## Prompt
Return the count of lines that mention "this", with no other words.

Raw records
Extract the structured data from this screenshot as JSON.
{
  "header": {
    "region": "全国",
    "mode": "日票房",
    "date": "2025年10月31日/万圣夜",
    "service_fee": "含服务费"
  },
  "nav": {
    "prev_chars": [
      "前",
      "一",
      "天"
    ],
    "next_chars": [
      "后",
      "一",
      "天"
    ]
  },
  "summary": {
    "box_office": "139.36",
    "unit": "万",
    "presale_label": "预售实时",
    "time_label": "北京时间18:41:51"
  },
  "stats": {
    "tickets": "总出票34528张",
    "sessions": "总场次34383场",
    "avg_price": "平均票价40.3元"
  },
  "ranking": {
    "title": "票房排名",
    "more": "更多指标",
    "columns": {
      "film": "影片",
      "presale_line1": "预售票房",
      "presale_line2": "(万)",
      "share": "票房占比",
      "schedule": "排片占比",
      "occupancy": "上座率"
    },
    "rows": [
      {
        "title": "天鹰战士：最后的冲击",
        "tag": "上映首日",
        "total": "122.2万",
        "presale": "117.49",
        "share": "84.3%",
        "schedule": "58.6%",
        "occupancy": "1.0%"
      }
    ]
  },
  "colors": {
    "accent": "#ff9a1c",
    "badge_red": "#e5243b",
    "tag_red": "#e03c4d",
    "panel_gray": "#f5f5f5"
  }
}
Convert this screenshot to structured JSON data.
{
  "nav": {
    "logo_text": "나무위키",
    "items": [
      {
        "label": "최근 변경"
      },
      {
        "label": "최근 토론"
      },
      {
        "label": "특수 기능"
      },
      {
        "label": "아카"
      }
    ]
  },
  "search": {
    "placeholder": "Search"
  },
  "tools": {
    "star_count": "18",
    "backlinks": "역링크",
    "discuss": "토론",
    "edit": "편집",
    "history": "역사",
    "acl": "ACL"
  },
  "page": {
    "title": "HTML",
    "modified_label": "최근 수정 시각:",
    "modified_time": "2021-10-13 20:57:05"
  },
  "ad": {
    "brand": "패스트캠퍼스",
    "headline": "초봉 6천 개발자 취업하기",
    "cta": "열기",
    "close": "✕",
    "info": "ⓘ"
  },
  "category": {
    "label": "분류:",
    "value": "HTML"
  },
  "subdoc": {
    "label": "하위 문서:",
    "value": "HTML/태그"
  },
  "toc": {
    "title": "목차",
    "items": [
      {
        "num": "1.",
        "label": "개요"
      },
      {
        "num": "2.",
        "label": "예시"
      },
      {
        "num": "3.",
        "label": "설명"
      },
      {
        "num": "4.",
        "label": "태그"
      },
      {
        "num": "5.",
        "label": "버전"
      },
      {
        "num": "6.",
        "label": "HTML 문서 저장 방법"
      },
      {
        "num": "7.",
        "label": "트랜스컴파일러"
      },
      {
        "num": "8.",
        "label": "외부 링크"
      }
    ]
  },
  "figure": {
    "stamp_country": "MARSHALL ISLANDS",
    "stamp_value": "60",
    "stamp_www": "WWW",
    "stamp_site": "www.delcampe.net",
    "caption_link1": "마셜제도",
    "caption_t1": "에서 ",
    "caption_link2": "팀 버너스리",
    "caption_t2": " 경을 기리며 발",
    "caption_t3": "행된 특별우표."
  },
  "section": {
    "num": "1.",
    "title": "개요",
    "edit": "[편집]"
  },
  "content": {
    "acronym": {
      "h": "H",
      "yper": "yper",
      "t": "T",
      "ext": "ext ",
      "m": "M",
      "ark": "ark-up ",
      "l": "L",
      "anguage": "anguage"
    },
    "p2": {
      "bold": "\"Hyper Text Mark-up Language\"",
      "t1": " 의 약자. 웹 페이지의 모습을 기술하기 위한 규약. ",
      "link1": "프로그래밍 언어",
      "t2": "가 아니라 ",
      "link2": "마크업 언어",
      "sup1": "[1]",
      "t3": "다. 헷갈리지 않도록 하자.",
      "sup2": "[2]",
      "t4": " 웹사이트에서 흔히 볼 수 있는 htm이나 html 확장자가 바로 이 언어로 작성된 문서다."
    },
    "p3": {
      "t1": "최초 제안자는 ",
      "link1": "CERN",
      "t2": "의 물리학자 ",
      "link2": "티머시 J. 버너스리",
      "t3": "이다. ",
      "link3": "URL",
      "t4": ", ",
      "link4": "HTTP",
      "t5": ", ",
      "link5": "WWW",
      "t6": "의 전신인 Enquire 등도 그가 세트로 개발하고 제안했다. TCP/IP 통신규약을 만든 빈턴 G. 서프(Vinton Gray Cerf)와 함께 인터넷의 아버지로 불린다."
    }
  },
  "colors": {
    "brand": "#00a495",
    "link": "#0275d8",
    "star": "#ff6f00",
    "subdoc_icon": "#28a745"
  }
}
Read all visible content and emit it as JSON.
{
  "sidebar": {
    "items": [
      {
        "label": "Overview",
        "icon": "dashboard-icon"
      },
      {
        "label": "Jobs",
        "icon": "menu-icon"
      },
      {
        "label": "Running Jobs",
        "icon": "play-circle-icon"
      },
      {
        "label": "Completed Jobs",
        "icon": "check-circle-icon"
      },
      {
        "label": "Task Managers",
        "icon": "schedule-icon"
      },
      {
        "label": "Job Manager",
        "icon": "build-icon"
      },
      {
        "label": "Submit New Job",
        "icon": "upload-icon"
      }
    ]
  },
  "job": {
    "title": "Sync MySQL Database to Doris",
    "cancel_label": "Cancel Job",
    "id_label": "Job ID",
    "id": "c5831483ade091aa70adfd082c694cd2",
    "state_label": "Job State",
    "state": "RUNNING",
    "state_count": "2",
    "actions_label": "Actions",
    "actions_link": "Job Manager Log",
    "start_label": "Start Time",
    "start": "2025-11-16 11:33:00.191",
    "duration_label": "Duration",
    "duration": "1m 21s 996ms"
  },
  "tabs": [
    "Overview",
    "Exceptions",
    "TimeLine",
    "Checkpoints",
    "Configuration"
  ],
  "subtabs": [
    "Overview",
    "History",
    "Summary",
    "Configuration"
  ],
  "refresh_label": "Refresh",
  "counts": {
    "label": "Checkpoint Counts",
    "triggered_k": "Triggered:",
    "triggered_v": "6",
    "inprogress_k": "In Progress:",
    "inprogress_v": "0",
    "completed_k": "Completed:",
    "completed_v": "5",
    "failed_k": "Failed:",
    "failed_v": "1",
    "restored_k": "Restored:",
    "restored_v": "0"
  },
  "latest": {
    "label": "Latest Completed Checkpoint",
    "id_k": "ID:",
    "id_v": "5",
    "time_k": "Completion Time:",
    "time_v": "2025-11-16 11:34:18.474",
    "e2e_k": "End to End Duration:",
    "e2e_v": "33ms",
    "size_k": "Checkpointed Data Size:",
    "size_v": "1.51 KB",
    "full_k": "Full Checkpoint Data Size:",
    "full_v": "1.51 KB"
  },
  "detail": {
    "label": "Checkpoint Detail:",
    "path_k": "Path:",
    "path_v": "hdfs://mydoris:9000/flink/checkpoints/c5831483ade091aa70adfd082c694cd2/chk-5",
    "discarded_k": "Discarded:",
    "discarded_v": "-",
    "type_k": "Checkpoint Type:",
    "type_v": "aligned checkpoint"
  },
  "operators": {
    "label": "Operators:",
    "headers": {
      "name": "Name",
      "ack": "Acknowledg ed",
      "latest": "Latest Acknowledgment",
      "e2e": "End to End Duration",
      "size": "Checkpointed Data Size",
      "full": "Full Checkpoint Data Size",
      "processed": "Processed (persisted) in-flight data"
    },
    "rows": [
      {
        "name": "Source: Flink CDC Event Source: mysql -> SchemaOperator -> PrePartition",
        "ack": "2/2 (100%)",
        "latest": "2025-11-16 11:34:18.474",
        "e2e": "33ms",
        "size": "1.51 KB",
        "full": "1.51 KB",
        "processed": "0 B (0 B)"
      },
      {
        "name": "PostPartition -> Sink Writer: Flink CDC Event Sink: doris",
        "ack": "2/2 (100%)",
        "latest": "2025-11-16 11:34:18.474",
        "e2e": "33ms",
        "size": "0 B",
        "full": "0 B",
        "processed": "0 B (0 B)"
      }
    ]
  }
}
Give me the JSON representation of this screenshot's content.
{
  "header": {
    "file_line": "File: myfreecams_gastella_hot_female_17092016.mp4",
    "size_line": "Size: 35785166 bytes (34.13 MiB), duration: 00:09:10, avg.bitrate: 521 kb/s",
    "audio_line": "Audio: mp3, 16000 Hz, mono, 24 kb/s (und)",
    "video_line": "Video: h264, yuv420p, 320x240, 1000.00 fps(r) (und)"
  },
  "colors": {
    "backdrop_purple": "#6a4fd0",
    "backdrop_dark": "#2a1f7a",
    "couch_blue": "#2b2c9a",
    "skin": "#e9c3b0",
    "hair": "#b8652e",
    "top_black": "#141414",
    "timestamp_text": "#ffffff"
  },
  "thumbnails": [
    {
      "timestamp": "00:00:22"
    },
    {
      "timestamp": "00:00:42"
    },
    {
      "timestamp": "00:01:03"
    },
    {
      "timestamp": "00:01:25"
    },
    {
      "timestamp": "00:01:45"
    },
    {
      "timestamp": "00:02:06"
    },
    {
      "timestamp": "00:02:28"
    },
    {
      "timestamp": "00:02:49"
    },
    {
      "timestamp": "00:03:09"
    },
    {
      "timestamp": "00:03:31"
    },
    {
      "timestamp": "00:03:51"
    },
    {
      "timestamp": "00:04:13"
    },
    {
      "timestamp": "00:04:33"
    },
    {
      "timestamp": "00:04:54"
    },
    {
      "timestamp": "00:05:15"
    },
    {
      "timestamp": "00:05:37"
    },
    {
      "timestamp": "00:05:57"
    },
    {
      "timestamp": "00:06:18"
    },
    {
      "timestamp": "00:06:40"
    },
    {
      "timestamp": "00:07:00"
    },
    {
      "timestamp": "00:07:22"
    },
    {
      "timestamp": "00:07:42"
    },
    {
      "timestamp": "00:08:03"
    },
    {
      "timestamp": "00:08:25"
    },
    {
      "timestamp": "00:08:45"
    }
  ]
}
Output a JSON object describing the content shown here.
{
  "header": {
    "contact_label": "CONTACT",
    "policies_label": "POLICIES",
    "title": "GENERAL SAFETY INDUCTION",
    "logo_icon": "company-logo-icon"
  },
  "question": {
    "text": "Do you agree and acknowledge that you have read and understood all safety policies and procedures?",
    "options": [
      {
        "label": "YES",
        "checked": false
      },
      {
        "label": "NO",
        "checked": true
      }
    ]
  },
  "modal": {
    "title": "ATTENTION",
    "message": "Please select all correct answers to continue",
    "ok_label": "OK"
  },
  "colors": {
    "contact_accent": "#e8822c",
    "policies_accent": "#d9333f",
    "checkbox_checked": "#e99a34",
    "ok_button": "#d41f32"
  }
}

## Response
3